• _STATED GOAL_: Gather every line below where "Fructuoso" appears.

• _RECORD EXTRACTS_:
____

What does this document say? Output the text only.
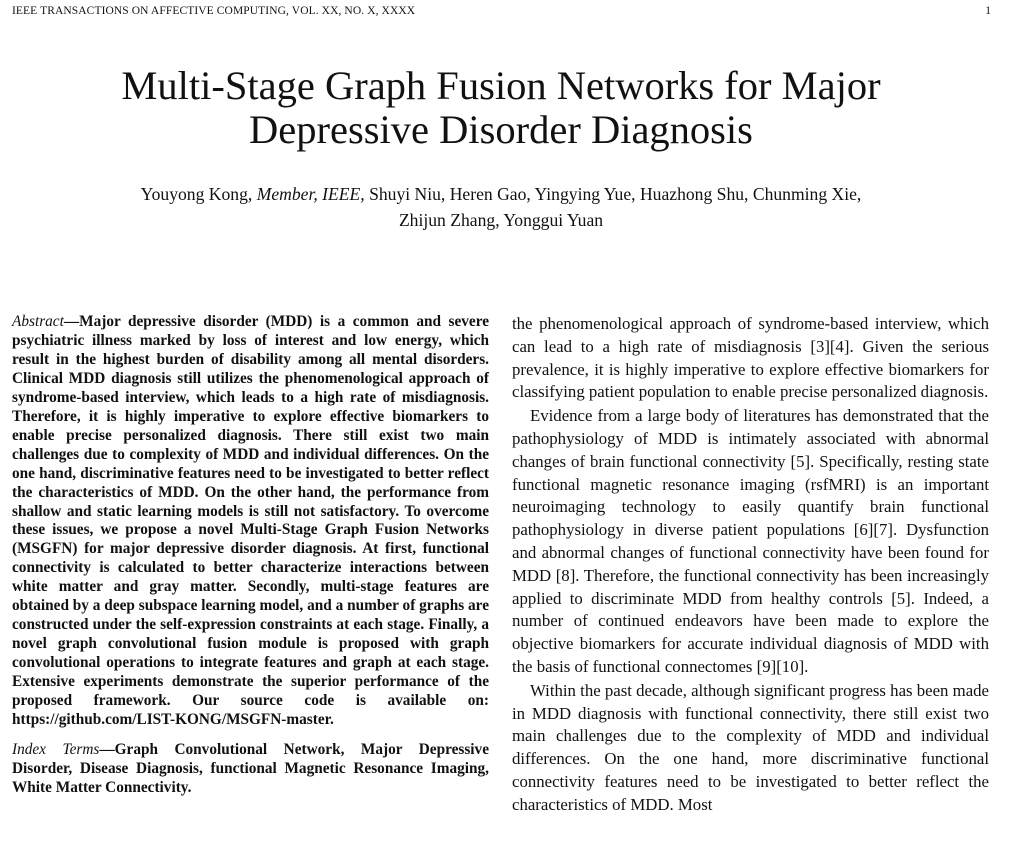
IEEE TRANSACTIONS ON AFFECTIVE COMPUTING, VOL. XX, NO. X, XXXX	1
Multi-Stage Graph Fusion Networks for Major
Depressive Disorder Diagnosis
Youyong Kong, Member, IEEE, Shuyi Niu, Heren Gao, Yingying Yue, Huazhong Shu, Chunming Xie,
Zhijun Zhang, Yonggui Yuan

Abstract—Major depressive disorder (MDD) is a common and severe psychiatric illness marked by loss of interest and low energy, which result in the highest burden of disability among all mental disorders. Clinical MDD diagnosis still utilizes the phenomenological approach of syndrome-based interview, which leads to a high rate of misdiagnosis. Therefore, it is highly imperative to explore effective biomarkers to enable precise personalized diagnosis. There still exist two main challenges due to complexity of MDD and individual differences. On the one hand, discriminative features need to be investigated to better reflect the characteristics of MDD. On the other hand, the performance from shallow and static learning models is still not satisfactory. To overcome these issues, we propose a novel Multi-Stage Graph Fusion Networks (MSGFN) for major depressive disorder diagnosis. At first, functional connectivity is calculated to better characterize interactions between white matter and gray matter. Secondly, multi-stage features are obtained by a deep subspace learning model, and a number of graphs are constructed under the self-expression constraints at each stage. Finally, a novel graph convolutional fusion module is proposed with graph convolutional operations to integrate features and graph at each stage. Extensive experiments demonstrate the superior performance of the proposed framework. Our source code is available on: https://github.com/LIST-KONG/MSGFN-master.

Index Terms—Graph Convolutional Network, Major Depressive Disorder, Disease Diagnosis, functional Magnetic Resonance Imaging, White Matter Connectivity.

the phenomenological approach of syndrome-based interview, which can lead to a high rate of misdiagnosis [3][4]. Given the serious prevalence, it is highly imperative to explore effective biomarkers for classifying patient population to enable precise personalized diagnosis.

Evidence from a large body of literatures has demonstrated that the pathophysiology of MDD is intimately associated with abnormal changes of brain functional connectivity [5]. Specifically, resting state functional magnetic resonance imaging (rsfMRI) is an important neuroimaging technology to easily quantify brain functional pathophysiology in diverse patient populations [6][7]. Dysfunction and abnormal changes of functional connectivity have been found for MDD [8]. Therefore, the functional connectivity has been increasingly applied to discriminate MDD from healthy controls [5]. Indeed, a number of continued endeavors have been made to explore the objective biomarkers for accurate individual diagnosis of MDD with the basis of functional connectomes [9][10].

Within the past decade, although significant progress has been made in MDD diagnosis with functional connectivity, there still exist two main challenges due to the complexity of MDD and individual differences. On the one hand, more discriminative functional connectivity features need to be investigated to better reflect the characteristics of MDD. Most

____

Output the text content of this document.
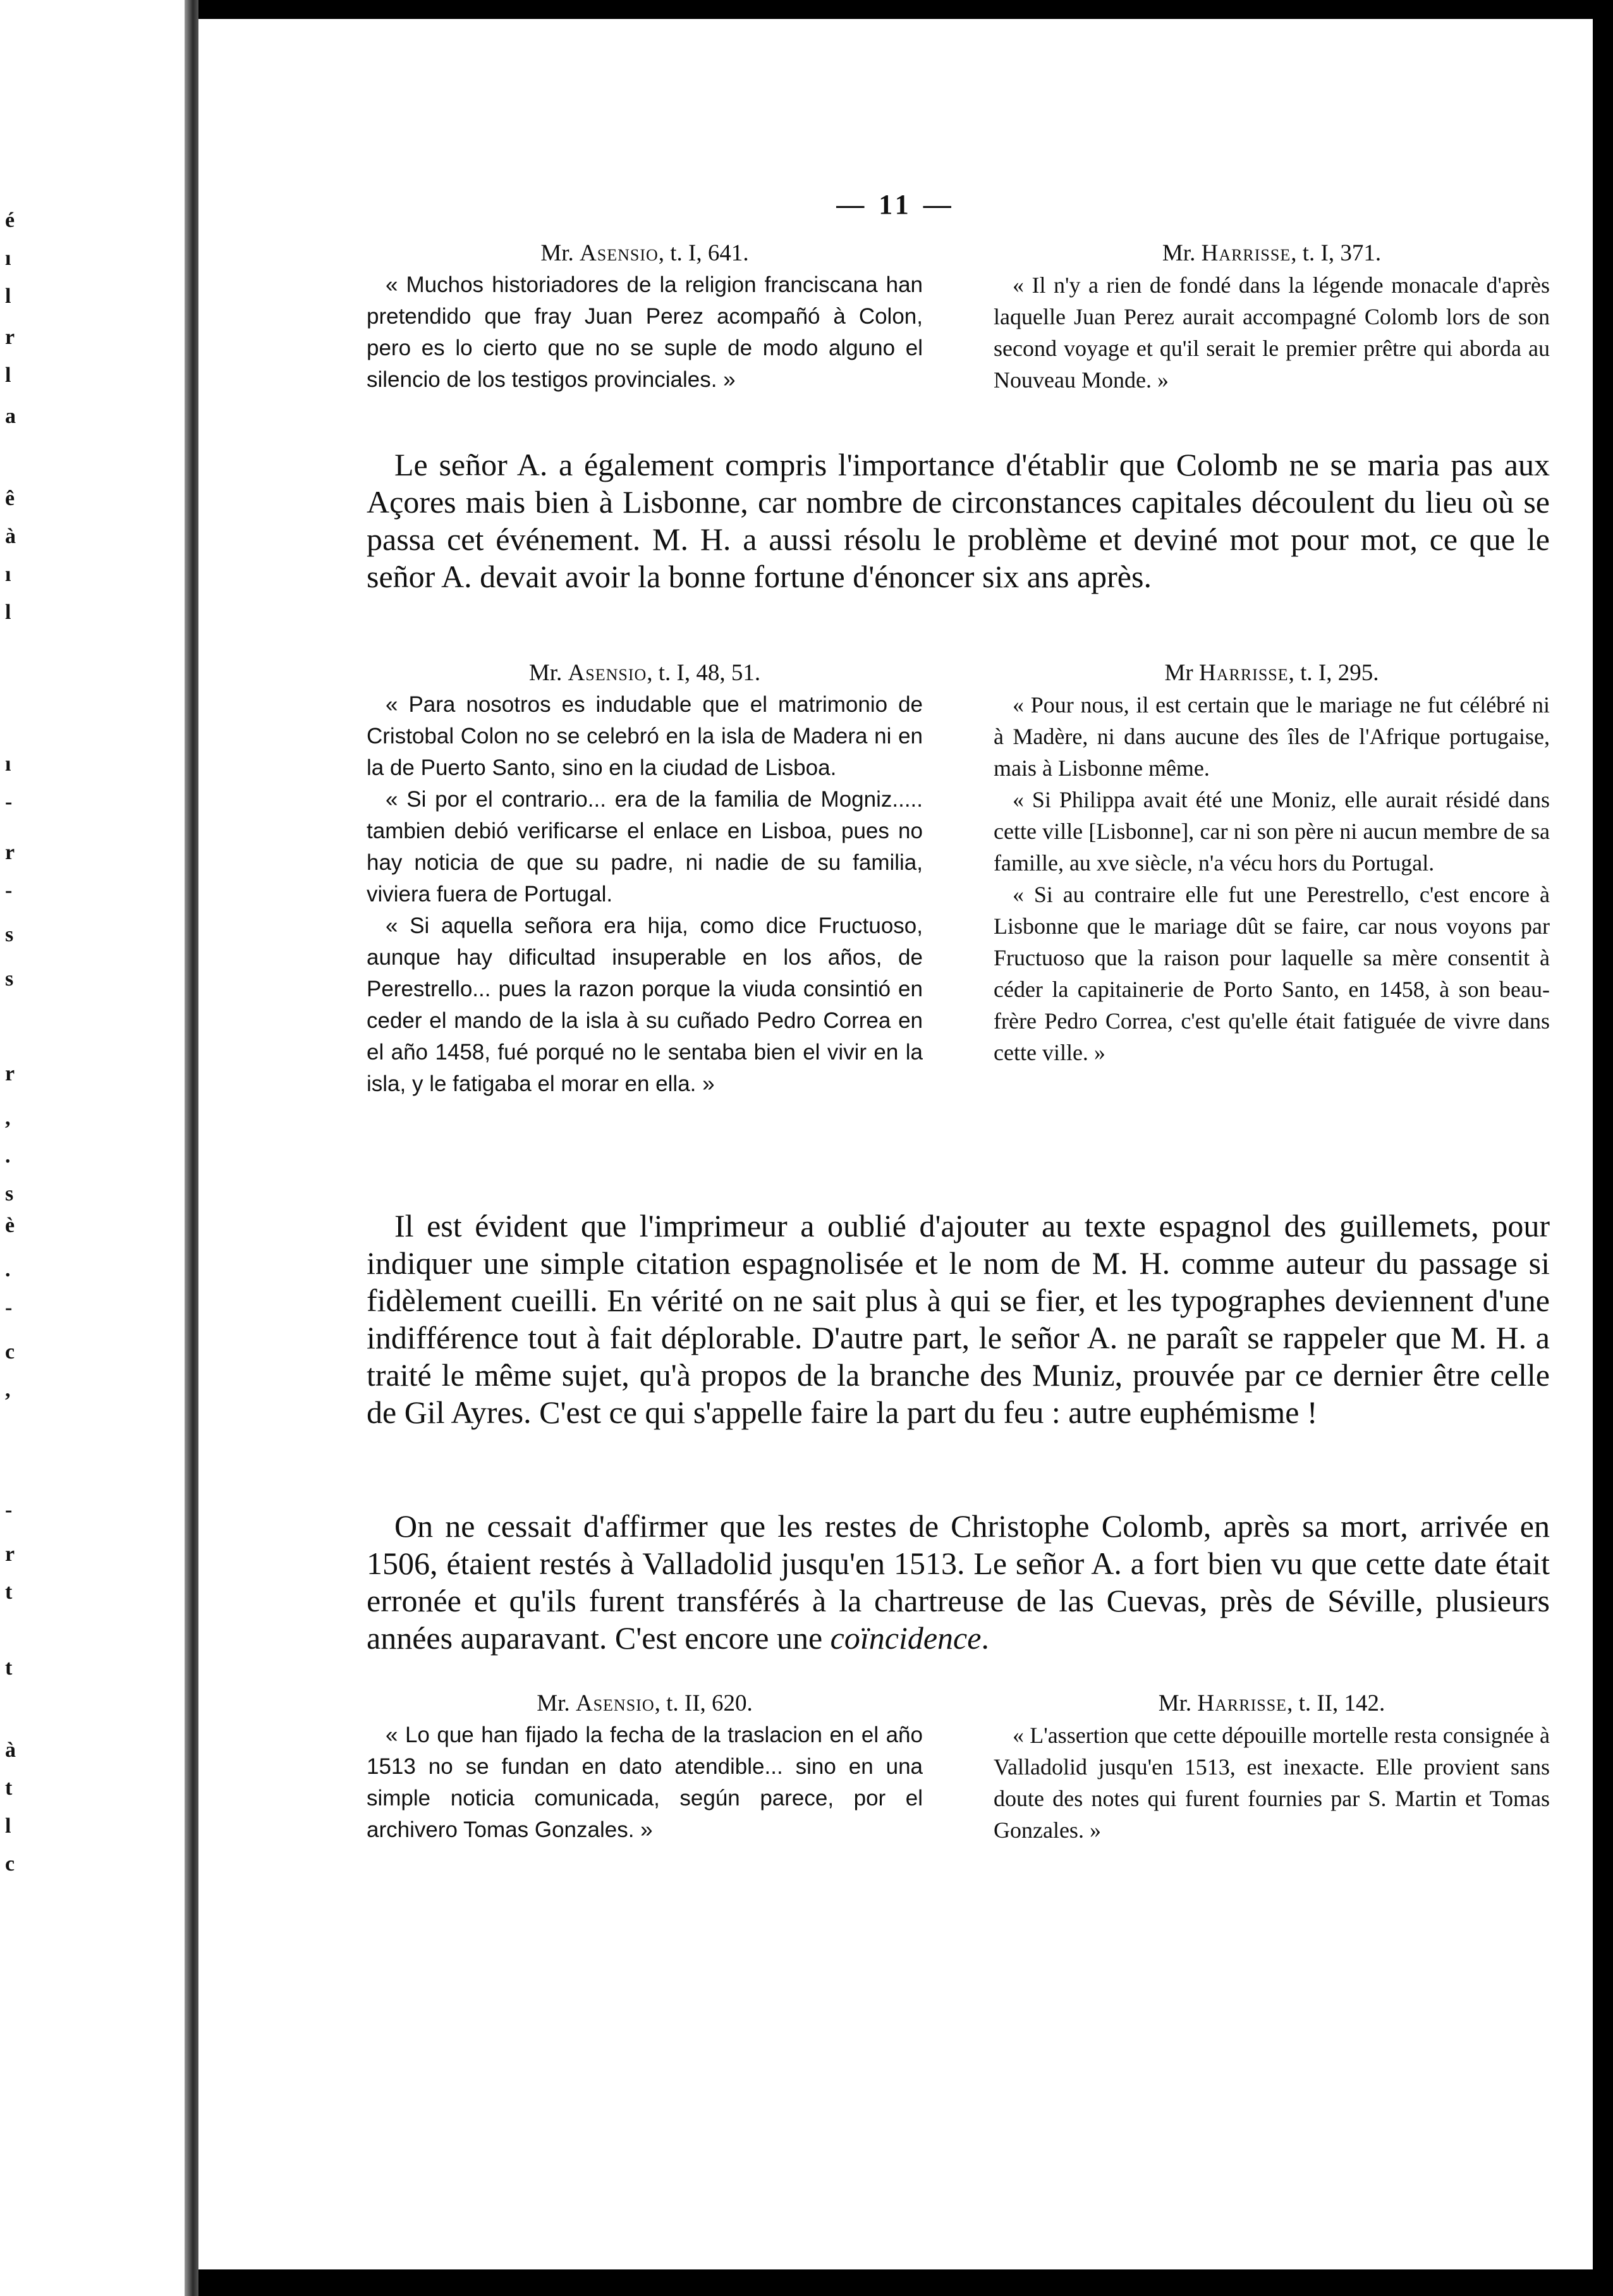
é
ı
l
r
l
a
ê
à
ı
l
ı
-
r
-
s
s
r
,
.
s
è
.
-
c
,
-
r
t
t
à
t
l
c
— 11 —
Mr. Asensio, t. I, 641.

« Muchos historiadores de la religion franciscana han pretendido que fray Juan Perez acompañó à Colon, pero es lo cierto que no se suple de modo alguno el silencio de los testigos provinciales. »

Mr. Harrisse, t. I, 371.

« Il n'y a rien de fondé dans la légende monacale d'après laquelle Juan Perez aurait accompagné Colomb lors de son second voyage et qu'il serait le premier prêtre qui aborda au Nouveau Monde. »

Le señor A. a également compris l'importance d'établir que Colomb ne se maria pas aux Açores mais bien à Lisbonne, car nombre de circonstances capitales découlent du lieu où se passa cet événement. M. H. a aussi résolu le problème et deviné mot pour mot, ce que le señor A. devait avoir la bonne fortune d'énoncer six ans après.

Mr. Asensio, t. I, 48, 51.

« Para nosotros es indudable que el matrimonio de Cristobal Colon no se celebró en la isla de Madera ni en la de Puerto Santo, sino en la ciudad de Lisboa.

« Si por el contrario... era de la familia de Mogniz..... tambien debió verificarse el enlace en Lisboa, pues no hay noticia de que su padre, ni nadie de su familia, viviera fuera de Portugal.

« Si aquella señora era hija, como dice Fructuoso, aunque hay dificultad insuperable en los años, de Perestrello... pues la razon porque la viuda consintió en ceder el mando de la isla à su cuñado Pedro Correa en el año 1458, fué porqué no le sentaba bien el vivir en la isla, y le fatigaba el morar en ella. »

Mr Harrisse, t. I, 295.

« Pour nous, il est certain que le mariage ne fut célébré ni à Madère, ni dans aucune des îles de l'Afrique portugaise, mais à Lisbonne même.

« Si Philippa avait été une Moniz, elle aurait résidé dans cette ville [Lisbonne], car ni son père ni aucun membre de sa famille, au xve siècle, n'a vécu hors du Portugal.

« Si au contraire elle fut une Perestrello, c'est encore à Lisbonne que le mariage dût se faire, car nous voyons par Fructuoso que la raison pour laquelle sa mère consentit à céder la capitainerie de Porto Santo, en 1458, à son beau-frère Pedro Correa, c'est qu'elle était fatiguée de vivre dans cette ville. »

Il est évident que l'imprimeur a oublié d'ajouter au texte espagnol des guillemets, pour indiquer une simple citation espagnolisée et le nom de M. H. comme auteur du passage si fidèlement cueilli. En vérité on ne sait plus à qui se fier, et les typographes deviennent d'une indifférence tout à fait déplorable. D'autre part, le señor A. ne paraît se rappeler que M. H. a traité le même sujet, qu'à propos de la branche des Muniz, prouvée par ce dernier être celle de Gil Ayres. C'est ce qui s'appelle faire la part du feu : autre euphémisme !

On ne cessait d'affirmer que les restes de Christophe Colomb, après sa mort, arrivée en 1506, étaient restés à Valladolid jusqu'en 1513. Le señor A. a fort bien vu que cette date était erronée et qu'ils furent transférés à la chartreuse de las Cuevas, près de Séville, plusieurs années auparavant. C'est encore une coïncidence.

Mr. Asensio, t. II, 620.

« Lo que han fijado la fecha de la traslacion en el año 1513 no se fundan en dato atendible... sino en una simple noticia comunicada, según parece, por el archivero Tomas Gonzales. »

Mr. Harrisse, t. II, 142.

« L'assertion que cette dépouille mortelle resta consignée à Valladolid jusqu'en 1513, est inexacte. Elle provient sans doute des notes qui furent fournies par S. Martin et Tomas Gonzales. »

____

• _FULL SOLUTION_:
« Si aquella señora era hija, como dice Fructuoso, aunque hay dificultad insuperable en los años, de Perestrello... pues la razon porque la viuda consintió en ceder el mando de la isla à su cuñado Pedro Correa en el año 1458, fué porqué no le sentaba bien el vivir en la isla, y le fatigaba el morar en ella. »
« Si au contraire elle fut une Perestrello, c'est encore à Lisbonne que le mariage dût se faire, car nous voyons par Fructuoso que la raison pour laquelle sa mère consentit à céder la capitainerie de Porto Santo, en 1458, à son beau-frère Pedro Correa, c'est qu'elle était fatiguée de vivre dans cette ville. »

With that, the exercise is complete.